[Stored data entries]
==*==
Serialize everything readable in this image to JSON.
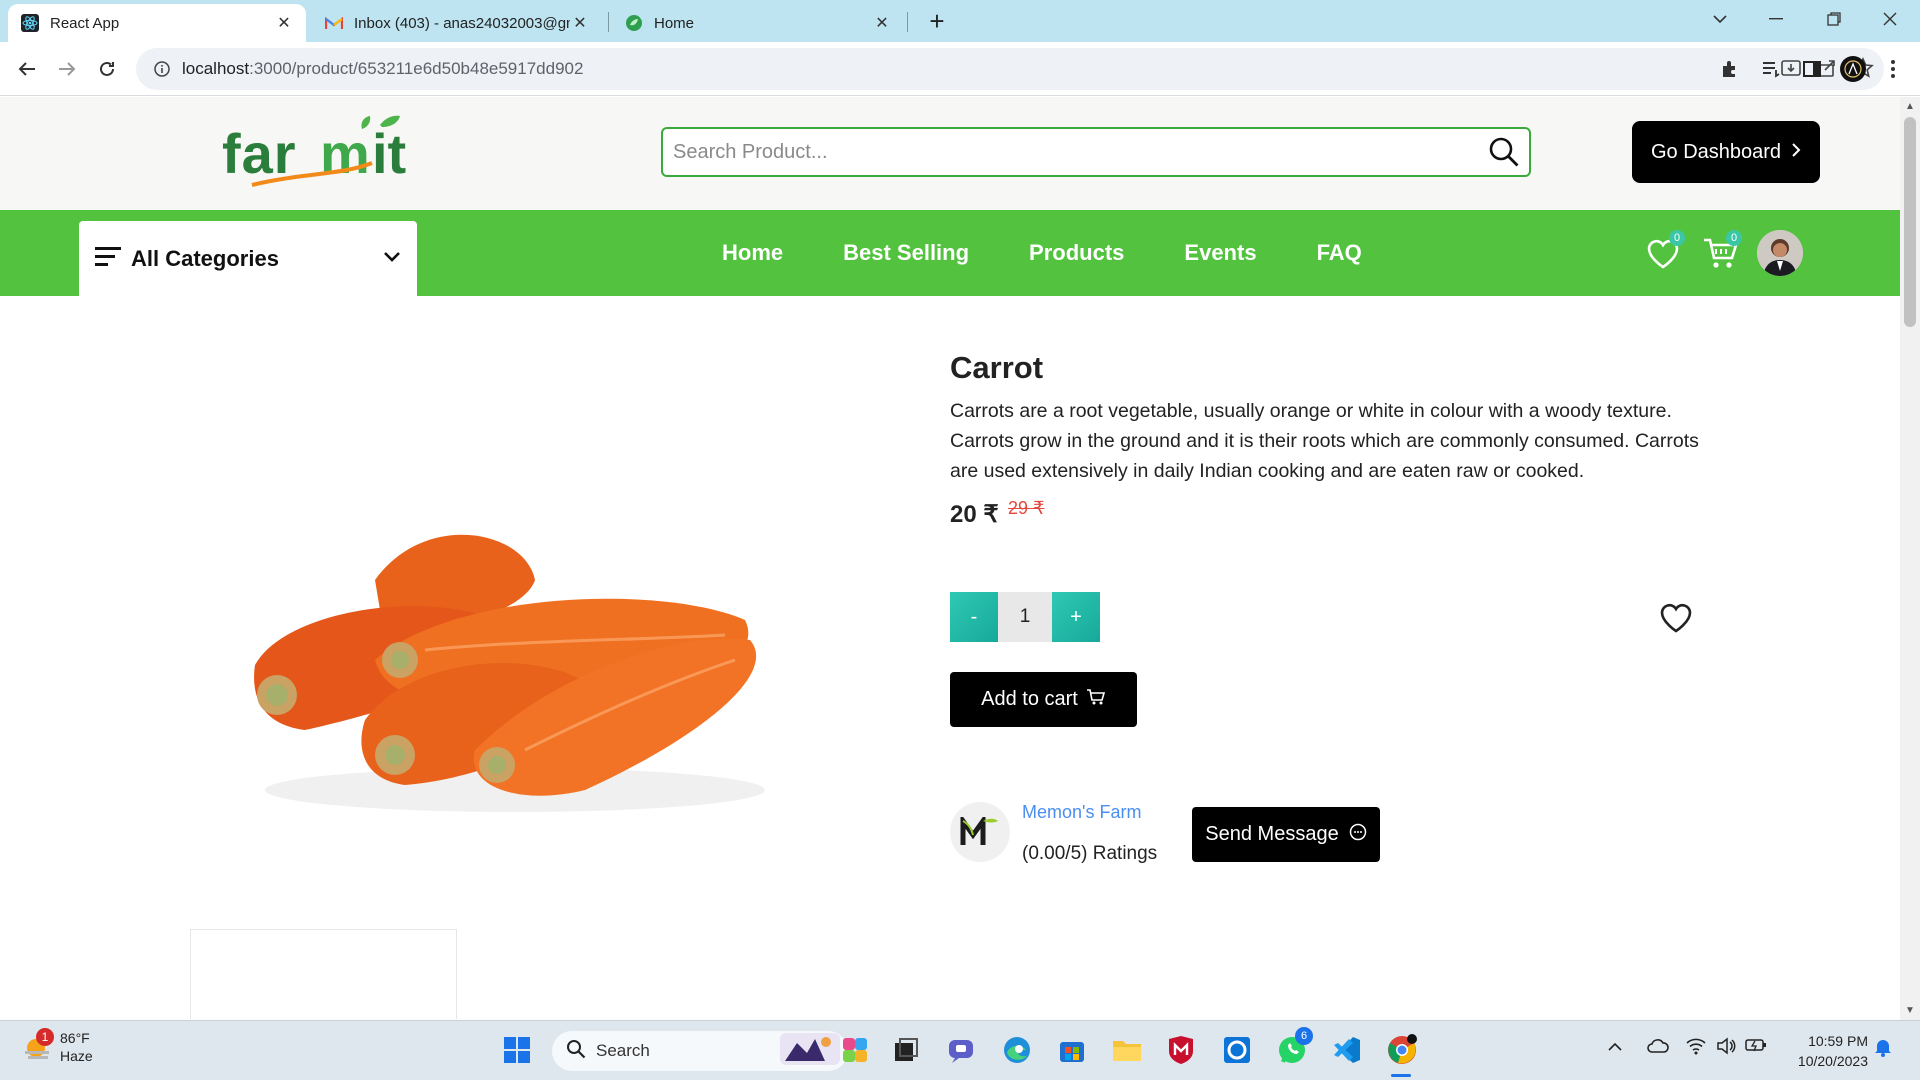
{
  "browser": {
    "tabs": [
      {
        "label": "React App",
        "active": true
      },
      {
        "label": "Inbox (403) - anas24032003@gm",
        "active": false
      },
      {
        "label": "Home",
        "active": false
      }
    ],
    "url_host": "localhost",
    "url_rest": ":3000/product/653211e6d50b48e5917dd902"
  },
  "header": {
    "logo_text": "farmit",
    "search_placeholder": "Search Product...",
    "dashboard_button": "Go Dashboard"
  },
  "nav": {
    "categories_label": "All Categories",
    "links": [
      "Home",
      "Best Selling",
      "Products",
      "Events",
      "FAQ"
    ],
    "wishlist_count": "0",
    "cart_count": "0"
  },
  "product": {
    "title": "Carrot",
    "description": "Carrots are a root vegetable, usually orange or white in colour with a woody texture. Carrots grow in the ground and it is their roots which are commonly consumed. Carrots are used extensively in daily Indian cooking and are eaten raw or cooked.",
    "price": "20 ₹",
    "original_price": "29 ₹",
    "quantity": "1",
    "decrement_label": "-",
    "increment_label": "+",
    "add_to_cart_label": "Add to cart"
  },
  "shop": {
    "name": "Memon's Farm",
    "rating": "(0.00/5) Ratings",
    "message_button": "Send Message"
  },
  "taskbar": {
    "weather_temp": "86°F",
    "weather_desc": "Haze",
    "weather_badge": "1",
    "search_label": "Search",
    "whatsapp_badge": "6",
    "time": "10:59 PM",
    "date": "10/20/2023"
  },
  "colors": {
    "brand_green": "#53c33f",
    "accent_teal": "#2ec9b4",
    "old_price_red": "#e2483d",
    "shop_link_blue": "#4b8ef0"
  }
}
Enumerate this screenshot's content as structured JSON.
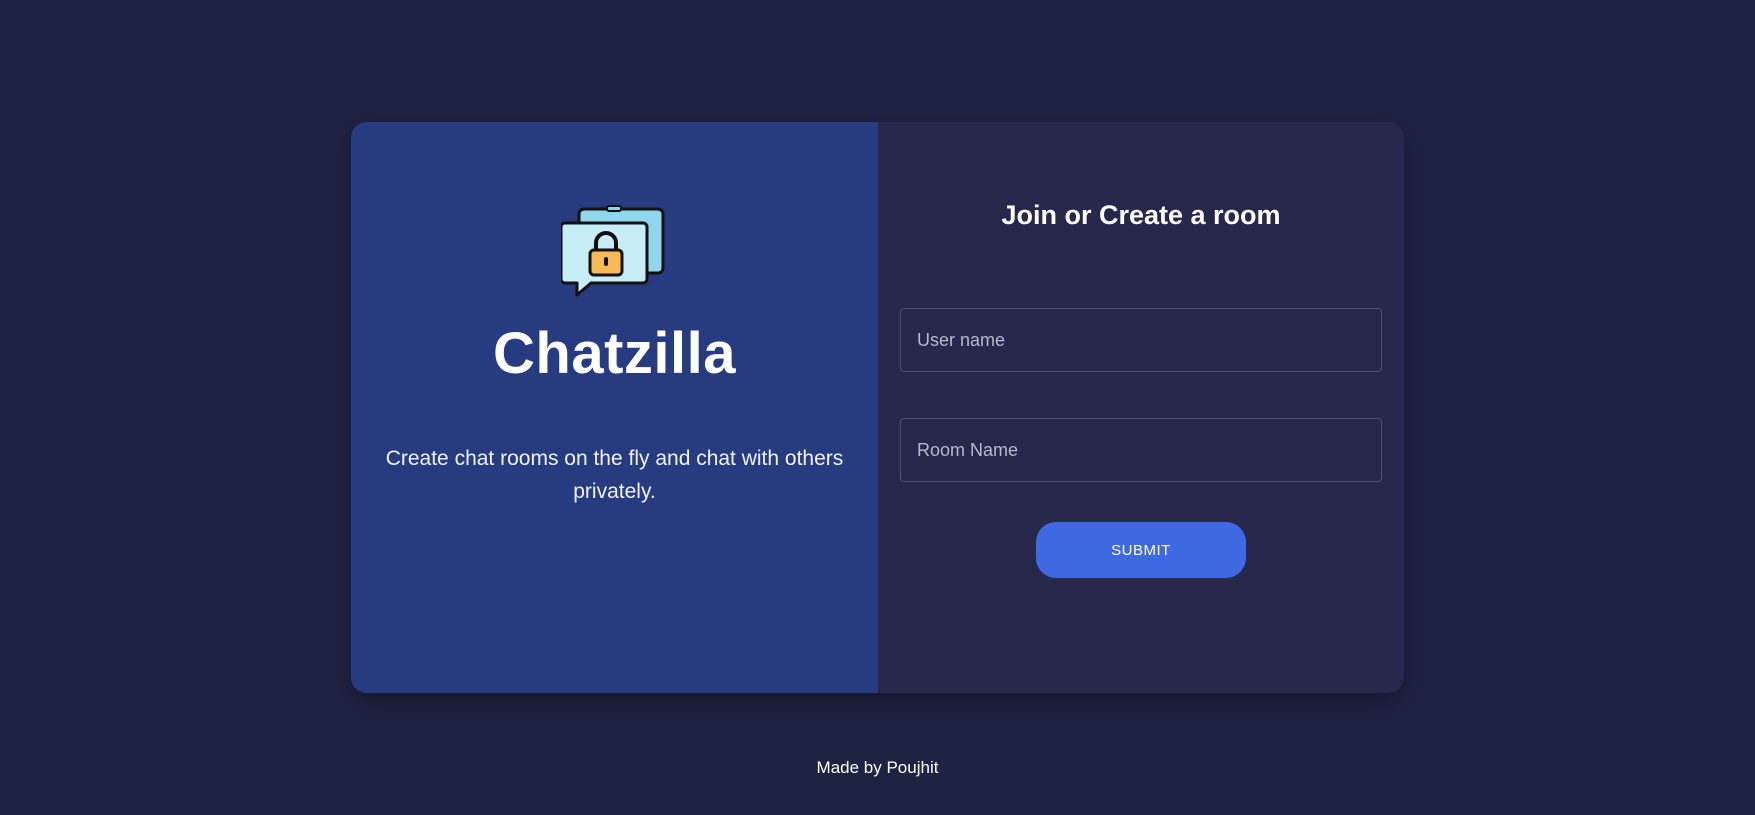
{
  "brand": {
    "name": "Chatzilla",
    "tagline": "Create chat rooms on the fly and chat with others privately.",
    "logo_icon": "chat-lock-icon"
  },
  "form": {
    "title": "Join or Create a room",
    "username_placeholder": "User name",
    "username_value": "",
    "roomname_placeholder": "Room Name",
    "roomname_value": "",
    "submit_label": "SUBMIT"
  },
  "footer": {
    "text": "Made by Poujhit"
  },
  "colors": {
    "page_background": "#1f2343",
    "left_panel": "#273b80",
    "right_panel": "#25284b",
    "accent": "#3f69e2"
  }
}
==*==
PROMPT: Repeat the entries exactly. Pictures are excluded from the copy.

REPLY:
Serialize everything readable in this image to JSON.
{
  "browser": {
    "tabs": [
      {
        "label": "React App",
        "active": true
      },
      {
        "label": "Inbox (403) - anas24032003@gm",
        "active": false
      },
      {
        "label": "Home",
        "active": false
      }
    ],
    "url_host": "localhost",
    "url_rest": ":3000/product/653211e6d50b48e5917dd902"
  },
  "header": {
    "logo_text": "farmit",
    "search_placeholder": "Search Product...",
    "dashboard_button": "Go Dashboard"
  },
  "nav": {
    "categories_label": "All Categories",
    "links": [
      "Home",
      "Best Selling",
      "Products",
      "Events",
      "FAQ"
    ],
    "wishlist_count": "0",
    "cart_count": "0"
  },
  "product": {
    "title": "Carrot",
    "description": "Carrots are a root vegetable, usually orange or white in colour with a woody texture. Carrots grow in the ground and it is their roots which are commonly consumed. Carrots are used extensively in daily Indian cooking and are eaten raw or cooked.",
    "price": "20 ₹",
    "original_price": "29 ₹",
    "quantity": "1",
    "decrement_label": "-",
    "increment_label": "+",
    "add_to_cart_label": "Add to cart"
  },
  "shop": {
    "name": "Memon's Farm",
    "rating": "(0.00/5) Ratings",
    "message_button": "Send Message"
  },
  "taskbar": {
    "weather_temp": "86°F",
    "weather_desc": "Haze",
    "weather_badge": "1",
    "search_label": "Search",
    "whatsapp_badge": "6",
    "time": "10:59 PM",
    "date": "10/20/2023"
  },
  "colors": {
    "brand_green": "#53c33f",
    "accent_teal": "#2ec9b4",
    "old_price_red": "#e2483d",
    "shop_link_blue": "#4b8ef0"
  }
}
Enumerate this screenshot's content as structured JSON.
{
  "brand": {
    "name": "Chatzilla",
    "tagline": "Create chat rooms on the fly and chat with others privately.",
    "logo_icon": "chat-lock-icon"
  },
  "form": {
    "title": "Join or Create a room",
    "username_placeholder": "User name",
    "username_value": "",
    "roomname_placeholder": "Room Name",
    "roomname_value": "",
    "submit_label": "SUBMIT"
  },
  "footer": {
    "text": "Made by Poujhit"
  },
  "colors": {
    "page_background": "#1f2343",
    "left_panel": "#273b80",
    "right_panel": "#25284b",
    "accent": "#3f69e2"
  }
}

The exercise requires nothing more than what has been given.